Copy nothing before the line that contains "What does this"; from there, transcribe each line exactly through the end of the material, omitting pictures.

━━ Material provided ━━

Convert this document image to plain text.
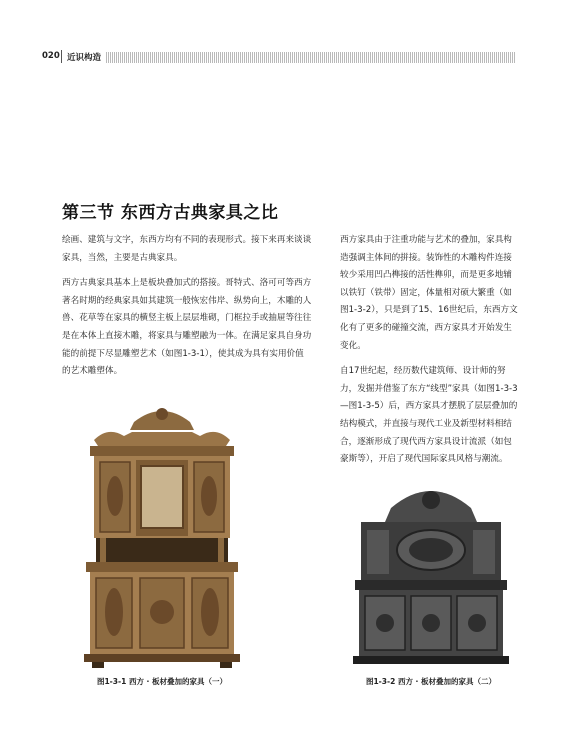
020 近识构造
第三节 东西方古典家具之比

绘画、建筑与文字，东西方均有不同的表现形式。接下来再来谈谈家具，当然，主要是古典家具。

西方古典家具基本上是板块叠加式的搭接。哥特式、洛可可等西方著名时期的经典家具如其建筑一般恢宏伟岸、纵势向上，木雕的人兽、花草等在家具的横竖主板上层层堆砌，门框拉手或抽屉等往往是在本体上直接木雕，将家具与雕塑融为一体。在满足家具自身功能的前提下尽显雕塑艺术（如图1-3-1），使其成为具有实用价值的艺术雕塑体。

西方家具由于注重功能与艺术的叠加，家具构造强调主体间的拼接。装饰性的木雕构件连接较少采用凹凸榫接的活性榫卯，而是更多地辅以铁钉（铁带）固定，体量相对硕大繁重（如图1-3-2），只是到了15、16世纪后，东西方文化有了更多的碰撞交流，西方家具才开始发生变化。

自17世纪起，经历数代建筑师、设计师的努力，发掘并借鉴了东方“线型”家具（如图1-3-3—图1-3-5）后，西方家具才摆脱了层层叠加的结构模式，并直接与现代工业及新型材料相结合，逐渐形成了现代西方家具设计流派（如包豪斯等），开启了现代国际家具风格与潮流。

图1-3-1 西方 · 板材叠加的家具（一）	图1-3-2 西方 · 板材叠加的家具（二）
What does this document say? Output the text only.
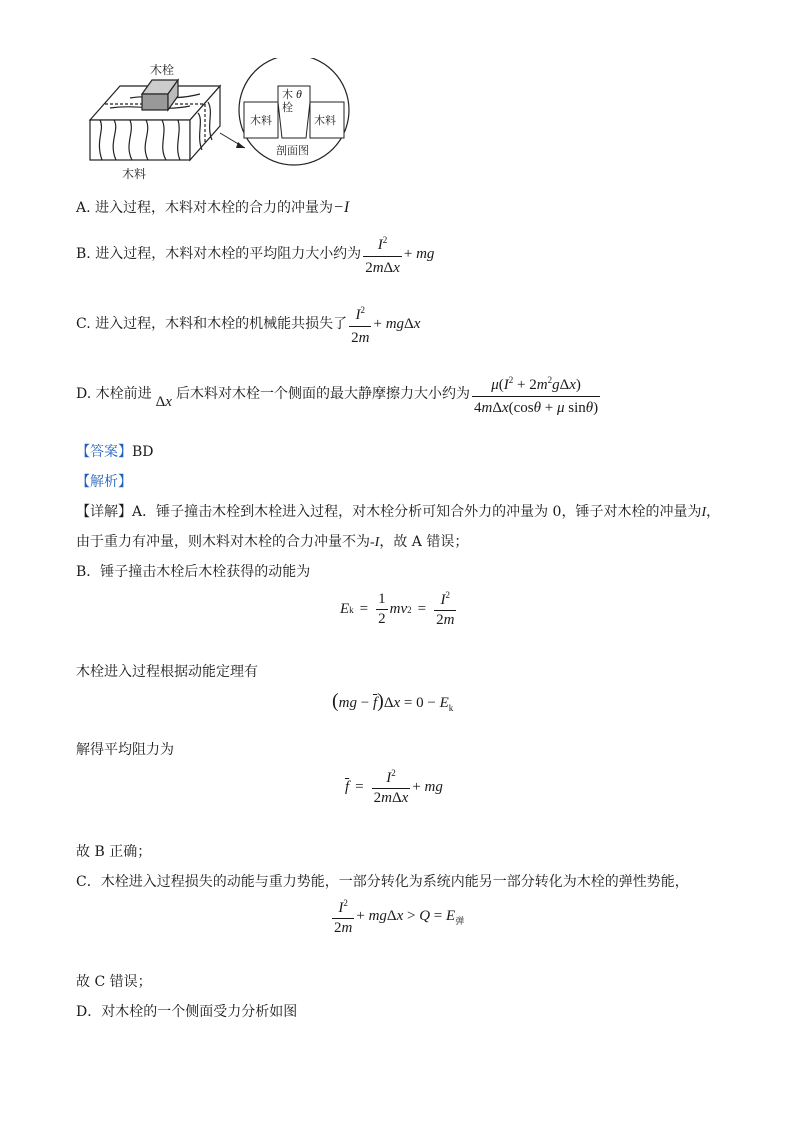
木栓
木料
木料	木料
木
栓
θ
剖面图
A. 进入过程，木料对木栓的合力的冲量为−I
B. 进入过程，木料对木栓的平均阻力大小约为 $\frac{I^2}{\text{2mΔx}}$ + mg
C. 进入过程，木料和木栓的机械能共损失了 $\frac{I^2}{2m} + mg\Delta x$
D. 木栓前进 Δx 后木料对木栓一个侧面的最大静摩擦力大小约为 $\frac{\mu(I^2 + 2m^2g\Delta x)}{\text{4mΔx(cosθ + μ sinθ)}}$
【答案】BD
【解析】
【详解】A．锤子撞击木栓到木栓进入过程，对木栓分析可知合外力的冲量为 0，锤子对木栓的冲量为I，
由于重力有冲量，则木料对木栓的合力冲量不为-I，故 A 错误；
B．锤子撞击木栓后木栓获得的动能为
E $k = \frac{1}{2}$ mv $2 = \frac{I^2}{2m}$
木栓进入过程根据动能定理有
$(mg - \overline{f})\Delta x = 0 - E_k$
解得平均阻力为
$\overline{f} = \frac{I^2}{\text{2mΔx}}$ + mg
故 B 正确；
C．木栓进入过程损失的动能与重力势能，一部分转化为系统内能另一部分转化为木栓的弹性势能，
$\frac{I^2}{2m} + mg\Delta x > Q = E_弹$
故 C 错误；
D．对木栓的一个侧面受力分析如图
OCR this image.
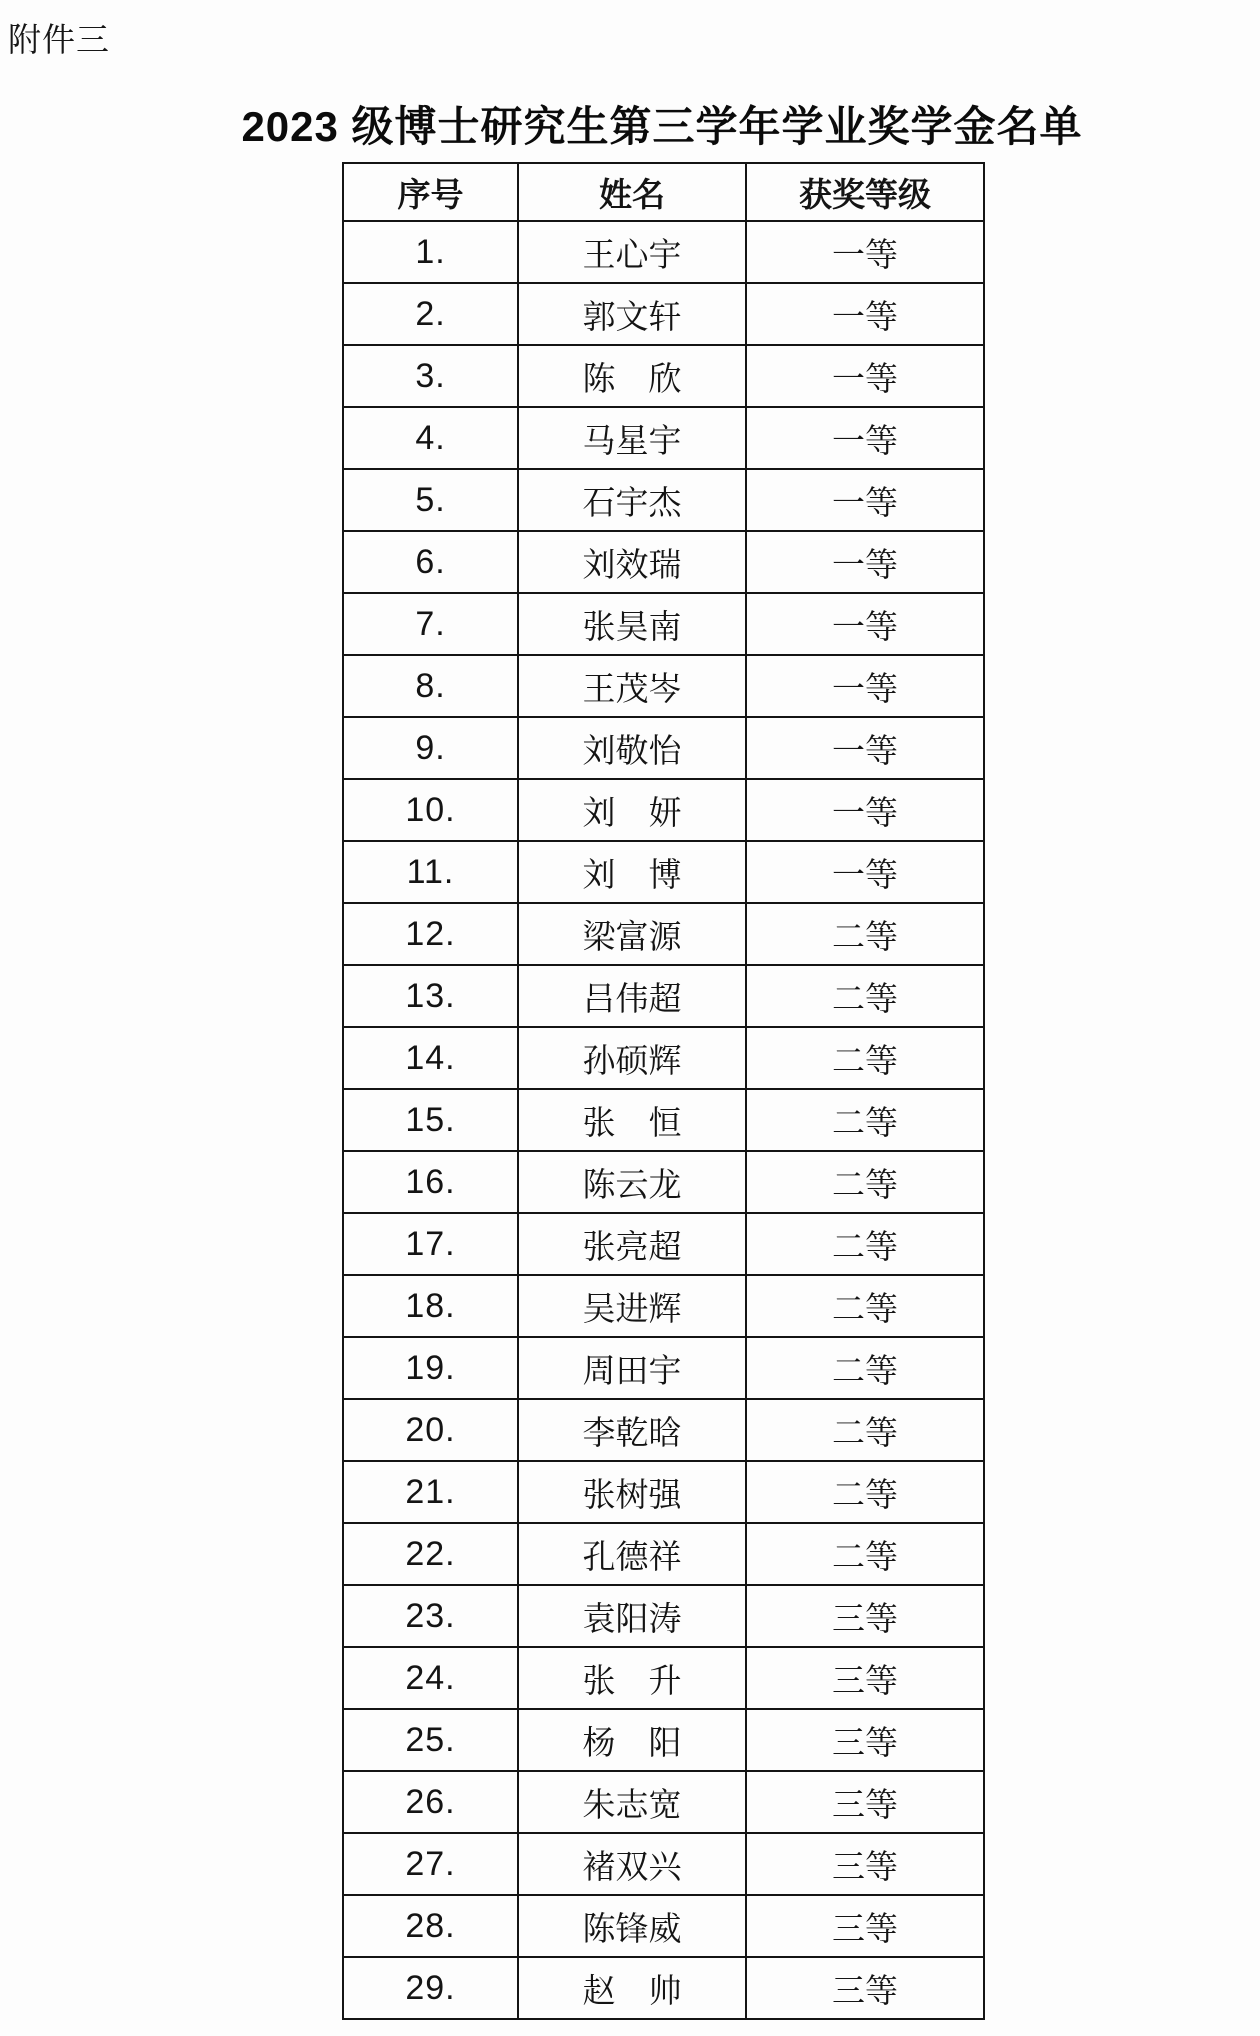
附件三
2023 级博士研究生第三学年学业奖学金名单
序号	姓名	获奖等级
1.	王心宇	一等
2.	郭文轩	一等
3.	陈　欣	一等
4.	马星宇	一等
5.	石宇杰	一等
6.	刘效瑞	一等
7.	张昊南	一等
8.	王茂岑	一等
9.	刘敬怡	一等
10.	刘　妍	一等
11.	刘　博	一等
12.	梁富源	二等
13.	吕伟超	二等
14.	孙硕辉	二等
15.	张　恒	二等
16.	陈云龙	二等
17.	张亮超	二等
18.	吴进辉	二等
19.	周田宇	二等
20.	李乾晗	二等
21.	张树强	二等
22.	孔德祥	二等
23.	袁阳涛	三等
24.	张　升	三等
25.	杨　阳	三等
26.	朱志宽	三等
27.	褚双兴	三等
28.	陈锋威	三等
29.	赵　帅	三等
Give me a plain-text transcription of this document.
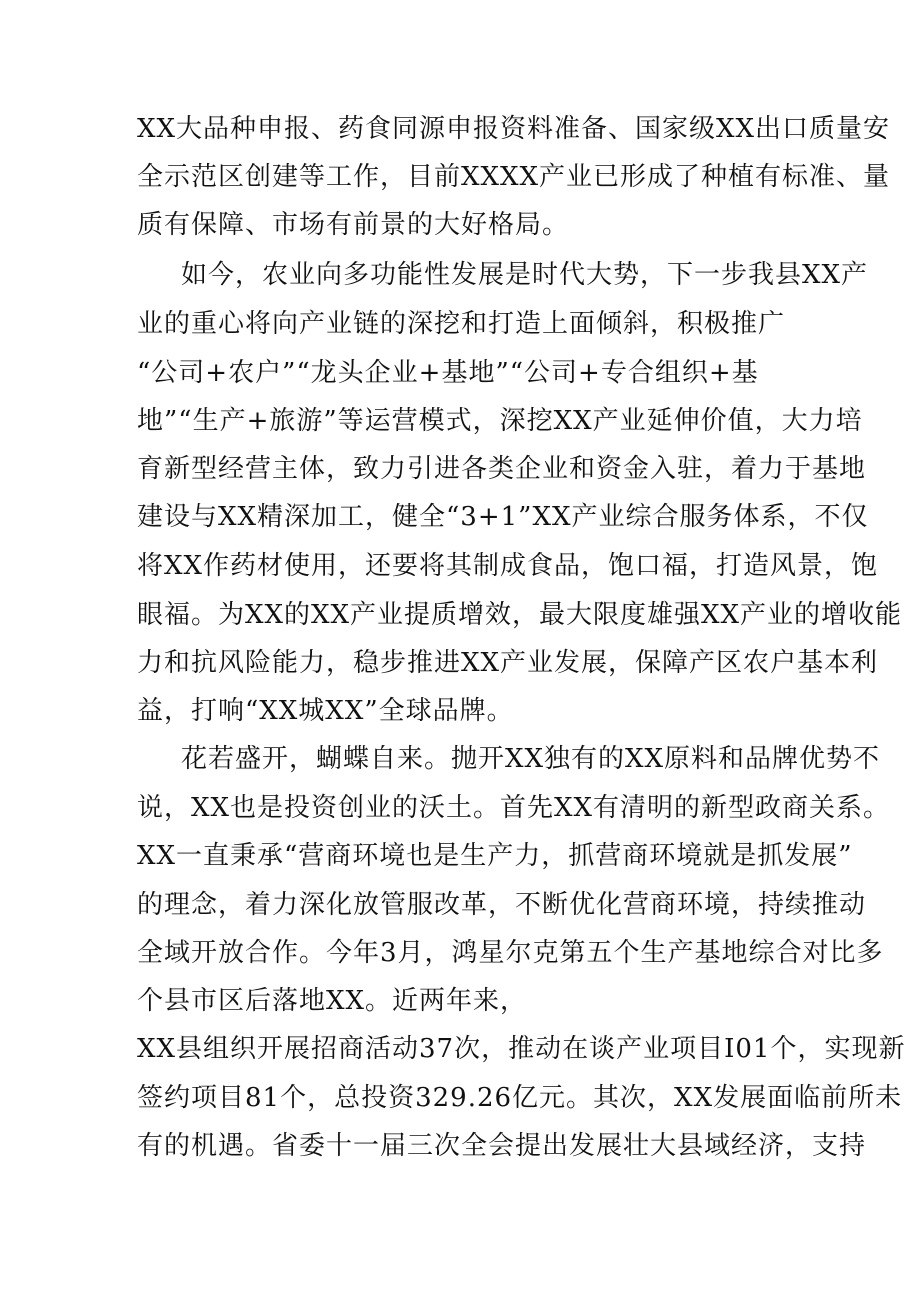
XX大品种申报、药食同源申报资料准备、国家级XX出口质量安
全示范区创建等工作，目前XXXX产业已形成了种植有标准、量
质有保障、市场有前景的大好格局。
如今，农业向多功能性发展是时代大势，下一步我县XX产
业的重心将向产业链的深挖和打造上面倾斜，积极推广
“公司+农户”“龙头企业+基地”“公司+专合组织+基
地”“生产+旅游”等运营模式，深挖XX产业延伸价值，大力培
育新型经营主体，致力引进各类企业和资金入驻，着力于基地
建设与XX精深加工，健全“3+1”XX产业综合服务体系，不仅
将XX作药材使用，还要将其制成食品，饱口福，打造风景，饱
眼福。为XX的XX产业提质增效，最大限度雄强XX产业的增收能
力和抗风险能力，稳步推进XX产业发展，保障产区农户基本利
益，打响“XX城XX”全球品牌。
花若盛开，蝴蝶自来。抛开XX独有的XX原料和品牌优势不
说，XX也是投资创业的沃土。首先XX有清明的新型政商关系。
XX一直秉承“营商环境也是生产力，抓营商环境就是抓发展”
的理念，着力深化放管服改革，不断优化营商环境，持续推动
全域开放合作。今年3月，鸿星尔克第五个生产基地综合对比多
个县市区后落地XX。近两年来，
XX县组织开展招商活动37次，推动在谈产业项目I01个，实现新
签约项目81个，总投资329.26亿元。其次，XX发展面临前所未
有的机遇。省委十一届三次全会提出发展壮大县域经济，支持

━━━

- **Exercise output**:
What does this document say? Output the text only.
木栓
木料
木料	木料
木
栓
θ
剖面图
A. 进入过程，木料对木栓的合力的冲量为−I
B. 进入过程，木料对木栓的平均阻力大小约为 $\frac{I^2}{\text{2mΔx}}$ + mg
C. 进入过程，木料和木栓的机械能共损失了 $\frac{I^2}{2m} + mg\Delta x$
D. 木栓前进 Δx 后木料对木栓一个侧面的最大静摩擦力大小约为 $\frac{\mu(I^2 + 2m^2g\Delta x)}{\text{4mΔx(cosθ + μ sinθ)}}$
【答案】BD
【解析】
【详解】A．锤子撞击木栓到木栓进入过程，对木栓分析可知合外力的冲量为 0，锤子对木栓的冲量为I，
由于重力有冲量，则木料对木栓的合力冲量不为-I，故 A 错误；
B．锤子撞击木栓后木栓获得的动能为
E $k = \frac{1}{2}$ mv $2 = \frac{I^2}{2m}$
木栓进入过程根据动能定理有
$(mg - \overline{f})\Delta x = 0 - E_k$
解得平均阻力为
$\overline{f} = \frac{I^2}{\text{2mΔx}}$ + mg
故 B 正确；
C．木栓进入过程损失的动能与重力势能，一部分转化为系统内能另一部分转化为木栓的弹性势能，
$\frac{I^2}{2m} + mg\Delta x > Q = E_弹$
故 C 错误；
D．对木栓的一个侧面受力分析如图
OCR this image.
附件三
2023 级博士研究生第三学年学业奖学金名单
序号	姓名	获奖等级
1.	王心宇	一等
2.	郭文轩	一等
3.	陈　欣	一等
4.	马星宇	一等
5.	石宇杰	一等
6.	刘效瑞	一等
7.	张昊南	一等
8.	王茂岑	一等
9.	刘敬怡	一等
10.	刘　妍	一等
11.	刘　博	一等
12.	梁富源	二等
13.	吕伟超	二等
14.	孙硕辉	二等
15.	张　恒	二等
16.	陈云龙	二等
17.	张亮超	二等
18.	吴进辉	二等
19.	周田宇	二等
20.	李乾晗	二等
21.	张树强	二等
22.	孔德祥	二等
23.	袁阳涛	三等
24.	张　升	三等
25.	杨　阳	三等
26.	朱志宽	三等
27.	褚双兴	三等
28.	陈锋威	三等
29.	赵　帅	三等
Give me a plain-text transcription of this document.
XX大品种申报、药食同源申报资料准备、国家级XX出口质量安
全示范区创建等工作，目前XXXX产业已形成了种植有标准、量
质有保障、市场有前景的大好格局。
如今，农业向多功能性发展是时代大势，下一步我县XX产
业的重心将向产业链的深挖和打造上面倾斜，积极推广
“公司+农户”“龙头企业+基地”“公司+专合组织+基
地”“生产+旅游”等运营模式，深挖XX产业延伸价值，大力培
育新型经营主体，致力引进各类企业和资金入驻，着力于基地
建设与XX精深加工，健全“3+1”XX产业综合服务体系，不仅
将XX作药材使用，还要将其制成食品，饱口福，打造风景，饱
眼福。为XX的XX产业提质增效，最大限度雄强XX产业的增收能
力和抗风险能力，稳步推进XX产业发展，保障产区农户基本利
益，打响“XX城XX”全球品牌。
花若盛开，蝴蝶自来。抛开XX独有的XX原料和品牌优势不
说，XX也是投资创业的沃土。首先XX有清明的新型政商关系。
XX一直秉承“营商环境也是生产力，抓营商环境就是抓发展”
的理念，着力深化放管服改革，不断优化营商环境，持续推动
全域开放合作。今年3月，鸿星尔克第五个生产基地综合对比多
个县市区后落地XX。近两年来，
XX县组织开展招商活动37次，推动在谈产业项目I01个，实现新
签约项目81个，总投资329.26亿元。其次，XX发展面临前所未
有的机遇。省委十一届三次全会提出发展壮大县域经济，支持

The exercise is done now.